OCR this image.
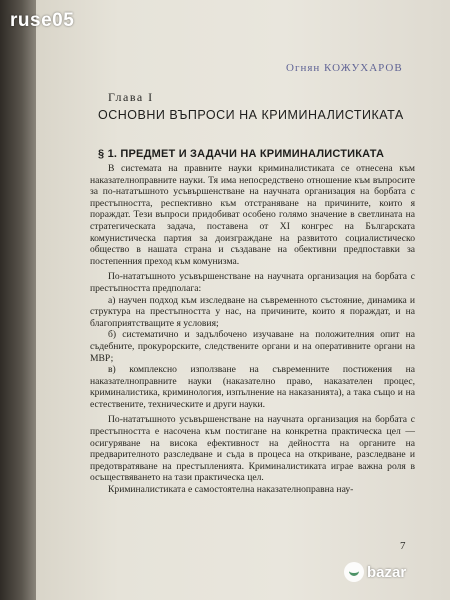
Огнян КОЖУХАРОВ
Глава I
ОСНОВНИ ВЪПРОСИ НА КРИМИНАЛИСТИКАТА
§ 1. ПРЕДМЕТ И ЗАДАЧИ НА КРИМИНАЛИСТИКАТА

В системата на правните науки криминалистиката се отнесена към наказателноправните науки. Тя има непосредствено отношение към въпросите за по-нататъшното усъвършенстване на научната организация на борбата с престъпността, респективно към отстраняване на причините, които я пораждат. Тези въпроси придобиват особено голямо значение в светлината на стратегическата задача, поставена от XI конгрес на Българската комунистическа партия за доизграждане на развитото социалистическо общество в нашата страна и създаване на обективни предпоставки за постепенния преход към комунизма.

По-нататъшното усъвършенстване на научната организация на борбата с престъпността предполага:

а) научен подход към изследване на съвременното състояние, динамика и структура на престъпността у нас, на причините, които я пораждат, и на благоприятстващите я условия;

б) систематично и задълбочено изучаване на положителния опит на съдебните, прокурорските, следствените органи и на оперативните органи на МВР;

в) комплексно използване на съвременните постижения на наказателноправните науки (наказателно право, наказателен процес, криминалистика, криминология, изпълнение на наказанията), а така също и на естествените, техническите и други науки.

По-нататъшното усъвършенстване на научната организация на борбата с престъпността е насочена към постигане на конкретна практическа цел — осигуряване на висока ефективност на дейността на органите на предварителното разследване и съда в процеса на откриване, разследване и предотвратяване на престъпленията. Криминалистиката играе важна роля в осъществяването на тази практическа цел.

Криминалистиката е самостоятелна наказателноправна нау-

7
ruse05
bazar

══════════

● What you should do: Show, from the material above, each line that includes the string "пораждат".

● Written reply:
В системата на правните науки криминалистиката се отнесена към наказателноправните науки. Тя има непосредствено отношение към въпросите за по-нататъшното усъвършенстване на научната организация на борбата с престъпността, респективно към отстраняване на причините, които я пораждат. Тези въпроси придобиват особено голямо значение в светлината на стратегическата задача, поставена от XI конгрес на Българската комунистическа партия за доизграждане на развитото социалистическо общество в нашата страна и създаване на обективни предпоставки за постепенния преход към комунизма.
а) научен подход към изследване на съвременното състояние, динамика и структура на престъпността у нас, на причините, които я пораждат, и на благоприятстващите я условия;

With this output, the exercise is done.